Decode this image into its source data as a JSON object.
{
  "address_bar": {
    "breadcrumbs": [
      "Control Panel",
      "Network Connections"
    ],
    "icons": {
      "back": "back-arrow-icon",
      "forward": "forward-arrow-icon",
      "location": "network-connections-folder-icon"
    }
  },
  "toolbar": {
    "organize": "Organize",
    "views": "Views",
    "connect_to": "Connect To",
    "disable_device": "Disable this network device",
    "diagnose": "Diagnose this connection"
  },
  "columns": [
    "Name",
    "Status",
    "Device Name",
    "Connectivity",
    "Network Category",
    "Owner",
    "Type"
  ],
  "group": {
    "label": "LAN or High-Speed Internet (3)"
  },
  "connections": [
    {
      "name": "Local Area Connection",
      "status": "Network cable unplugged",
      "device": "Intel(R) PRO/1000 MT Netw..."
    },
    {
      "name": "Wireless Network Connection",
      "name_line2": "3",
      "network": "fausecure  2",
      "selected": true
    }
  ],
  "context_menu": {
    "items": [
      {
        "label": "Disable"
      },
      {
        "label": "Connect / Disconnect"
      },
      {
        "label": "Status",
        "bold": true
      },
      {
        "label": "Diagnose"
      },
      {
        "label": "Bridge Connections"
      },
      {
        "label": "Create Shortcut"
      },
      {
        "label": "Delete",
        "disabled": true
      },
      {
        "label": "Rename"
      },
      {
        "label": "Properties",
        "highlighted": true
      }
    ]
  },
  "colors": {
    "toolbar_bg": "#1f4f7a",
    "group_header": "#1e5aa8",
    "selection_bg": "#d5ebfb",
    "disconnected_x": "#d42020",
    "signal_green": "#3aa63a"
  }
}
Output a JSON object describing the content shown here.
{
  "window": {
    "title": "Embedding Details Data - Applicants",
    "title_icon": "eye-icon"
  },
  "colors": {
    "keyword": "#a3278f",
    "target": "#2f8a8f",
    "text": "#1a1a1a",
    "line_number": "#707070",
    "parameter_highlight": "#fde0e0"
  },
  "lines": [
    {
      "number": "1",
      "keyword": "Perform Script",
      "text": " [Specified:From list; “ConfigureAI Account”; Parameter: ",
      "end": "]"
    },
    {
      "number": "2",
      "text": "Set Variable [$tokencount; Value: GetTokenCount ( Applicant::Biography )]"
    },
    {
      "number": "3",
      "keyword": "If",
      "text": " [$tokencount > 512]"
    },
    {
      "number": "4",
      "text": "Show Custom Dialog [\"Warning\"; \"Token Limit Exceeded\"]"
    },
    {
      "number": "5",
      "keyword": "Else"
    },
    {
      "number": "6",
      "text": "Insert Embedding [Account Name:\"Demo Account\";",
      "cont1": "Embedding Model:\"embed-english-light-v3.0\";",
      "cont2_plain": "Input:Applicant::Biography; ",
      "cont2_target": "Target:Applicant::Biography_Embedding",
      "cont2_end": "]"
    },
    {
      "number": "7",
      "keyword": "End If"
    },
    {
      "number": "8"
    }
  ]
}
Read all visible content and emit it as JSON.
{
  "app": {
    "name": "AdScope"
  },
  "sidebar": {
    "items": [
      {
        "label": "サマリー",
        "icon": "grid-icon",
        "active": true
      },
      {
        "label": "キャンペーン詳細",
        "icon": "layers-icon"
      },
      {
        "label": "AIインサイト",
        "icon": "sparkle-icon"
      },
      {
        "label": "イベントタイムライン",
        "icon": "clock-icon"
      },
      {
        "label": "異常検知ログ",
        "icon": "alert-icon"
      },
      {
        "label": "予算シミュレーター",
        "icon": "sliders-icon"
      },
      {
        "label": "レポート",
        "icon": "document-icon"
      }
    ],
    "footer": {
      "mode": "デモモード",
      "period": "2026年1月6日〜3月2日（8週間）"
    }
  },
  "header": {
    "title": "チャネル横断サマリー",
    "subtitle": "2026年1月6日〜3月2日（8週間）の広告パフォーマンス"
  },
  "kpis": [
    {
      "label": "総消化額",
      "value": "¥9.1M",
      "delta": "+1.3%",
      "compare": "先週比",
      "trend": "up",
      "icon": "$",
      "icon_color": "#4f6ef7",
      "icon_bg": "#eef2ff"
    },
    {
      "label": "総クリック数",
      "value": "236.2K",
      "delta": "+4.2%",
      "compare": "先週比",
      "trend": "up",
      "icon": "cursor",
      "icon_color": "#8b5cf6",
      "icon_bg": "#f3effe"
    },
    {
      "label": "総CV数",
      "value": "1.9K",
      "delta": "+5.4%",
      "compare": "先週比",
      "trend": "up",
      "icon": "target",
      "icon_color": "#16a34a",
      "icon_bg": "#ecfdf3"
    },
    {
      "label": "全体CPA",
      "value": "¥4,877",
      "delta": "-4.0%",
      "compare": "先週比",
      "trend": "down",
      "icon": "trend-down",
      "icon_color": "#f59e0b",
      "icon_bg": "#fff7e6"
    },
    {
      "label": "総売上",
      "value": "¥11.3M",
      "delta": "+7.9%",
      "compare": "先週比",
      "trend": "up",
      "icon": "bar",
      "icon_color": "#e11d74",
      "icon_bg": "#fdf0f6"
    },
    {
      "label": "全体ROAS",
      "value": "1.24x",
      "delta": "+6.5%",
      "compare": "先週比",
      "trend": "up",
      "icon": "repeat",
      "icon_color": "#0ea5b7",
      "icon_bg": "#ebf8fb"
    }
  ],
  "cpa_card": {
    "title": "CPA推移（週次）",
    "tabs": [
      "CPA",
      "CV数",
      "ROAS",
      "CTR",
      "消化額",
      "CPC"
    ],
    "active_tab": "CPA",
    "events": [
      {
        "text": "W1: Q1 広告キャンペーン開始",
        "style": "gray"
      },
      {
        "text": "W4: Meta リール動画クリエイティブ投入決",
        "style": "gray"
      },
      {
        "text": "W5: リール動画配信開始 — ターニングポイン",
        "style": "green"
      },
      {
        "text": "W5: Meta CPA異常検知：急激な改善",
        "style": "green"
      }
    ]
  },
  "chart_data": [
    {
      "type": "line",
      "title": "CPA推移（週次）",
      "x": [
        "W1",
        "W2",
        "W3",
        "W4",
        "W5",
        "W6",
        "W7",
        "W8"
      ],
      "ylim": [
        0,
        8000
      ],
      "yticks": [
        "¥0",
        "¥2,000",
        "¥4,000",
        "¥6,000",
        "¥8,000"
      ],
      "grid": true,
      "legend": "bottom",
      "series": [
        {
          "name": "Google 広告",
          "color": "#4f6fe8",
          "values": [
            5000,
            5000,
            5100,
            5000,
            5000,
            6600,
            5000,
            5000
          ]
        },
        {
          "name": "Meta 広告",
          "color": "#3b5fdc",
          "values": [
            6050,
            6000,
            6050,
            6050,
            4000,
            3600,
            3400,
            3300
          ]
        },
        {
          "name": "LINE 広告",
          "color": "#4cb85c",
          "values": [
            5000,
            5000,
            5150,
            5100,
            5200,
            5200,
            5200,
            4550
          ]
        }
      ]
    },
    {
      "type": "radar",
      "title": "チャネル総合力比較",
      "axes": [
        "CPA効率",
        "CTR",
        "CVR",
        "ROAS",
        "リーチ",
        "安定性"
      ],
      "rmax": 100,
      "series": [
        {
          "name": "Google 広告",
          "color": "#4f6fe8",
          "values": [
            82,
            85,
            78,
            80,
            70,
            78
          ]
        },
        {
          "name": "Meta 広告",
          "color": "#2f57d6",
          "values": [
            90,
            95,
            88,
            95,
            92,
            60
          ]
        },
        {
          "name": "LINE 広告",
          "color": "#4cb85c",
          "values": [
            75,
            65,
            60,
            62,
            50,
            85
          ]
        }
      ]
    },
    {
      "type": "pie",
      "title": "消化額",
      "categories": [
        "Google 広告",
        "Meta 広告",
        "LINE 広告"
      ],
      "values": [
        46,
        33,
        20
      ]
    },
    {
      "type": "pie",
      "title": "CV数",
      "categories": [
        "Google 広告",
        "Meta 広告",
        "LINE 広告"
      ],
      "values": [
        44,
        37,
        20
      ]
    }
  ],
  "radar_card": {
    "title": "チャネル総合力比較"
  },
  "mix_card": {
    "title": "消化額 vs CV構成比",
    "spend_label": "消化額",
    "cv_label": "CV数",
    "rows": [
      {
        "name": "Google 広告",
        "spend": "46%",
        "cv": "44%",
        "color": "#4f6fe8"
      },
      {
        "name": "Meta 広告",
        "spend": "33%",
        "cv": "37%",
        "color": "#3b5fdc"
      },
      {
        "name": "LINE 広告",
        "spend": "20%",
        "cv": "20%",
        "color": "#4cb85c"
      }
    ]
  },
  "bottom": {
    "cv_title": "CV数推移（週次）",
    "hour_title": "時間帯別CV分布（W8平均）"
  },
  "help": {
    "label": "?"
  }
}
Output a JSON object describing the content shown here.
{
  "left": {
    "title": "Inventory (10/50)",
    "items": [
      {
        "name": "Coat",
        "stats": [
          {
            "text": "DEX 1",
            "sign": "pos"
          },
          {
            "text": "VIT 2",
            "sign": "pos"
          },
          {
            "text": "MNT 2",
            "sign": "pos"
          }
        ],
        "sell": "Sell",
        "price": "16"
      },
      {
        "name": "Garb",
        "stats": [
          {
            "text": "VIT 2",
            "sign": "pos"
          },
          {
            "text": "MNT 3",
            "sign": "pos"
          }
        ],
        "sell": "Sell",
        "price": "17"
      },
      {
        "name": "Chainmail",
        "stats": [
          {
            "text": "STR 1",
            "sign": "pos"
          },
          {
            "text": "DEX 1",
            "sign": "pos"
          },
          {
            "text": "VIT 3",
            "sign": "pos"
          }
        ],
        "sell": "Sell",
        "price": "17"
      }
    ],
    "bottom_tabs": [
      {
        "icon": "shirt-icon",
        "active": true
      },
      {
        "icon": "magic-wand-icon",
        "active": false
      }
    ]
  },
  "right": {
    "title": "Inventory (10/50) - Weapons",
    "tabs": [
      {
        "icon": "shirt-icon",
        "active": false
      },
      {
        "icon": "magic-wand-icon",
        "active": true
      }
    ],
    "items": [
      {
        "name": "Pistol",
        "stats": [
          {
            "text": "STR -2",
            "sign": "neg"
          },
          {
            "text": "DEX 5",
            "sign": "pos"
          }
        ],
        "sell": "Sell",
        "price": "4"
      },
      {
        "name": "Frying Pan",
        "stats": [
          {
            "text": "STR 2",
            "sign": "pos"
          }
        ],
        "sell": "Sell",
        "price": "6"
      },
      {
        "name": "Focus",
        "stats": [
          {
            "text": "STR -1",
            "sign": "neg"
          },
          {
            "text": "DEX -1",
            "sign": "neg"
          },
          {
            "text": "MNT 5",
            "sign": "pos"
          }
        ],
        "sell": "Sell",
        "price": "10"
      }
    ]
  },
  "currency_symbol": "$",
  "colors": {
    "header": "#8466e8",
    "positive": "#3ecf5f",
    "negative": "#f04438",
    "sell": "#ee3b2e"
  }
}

::::

§ Exercise directions
Single out each line of the records above with the string "tokencount" in it, and copy it.

§ Output
      "text": "Set Variable [$tokencount; Value: GetTokenCount ( Applicant::Biography )]"
      "text": " [$tokencount > 512]"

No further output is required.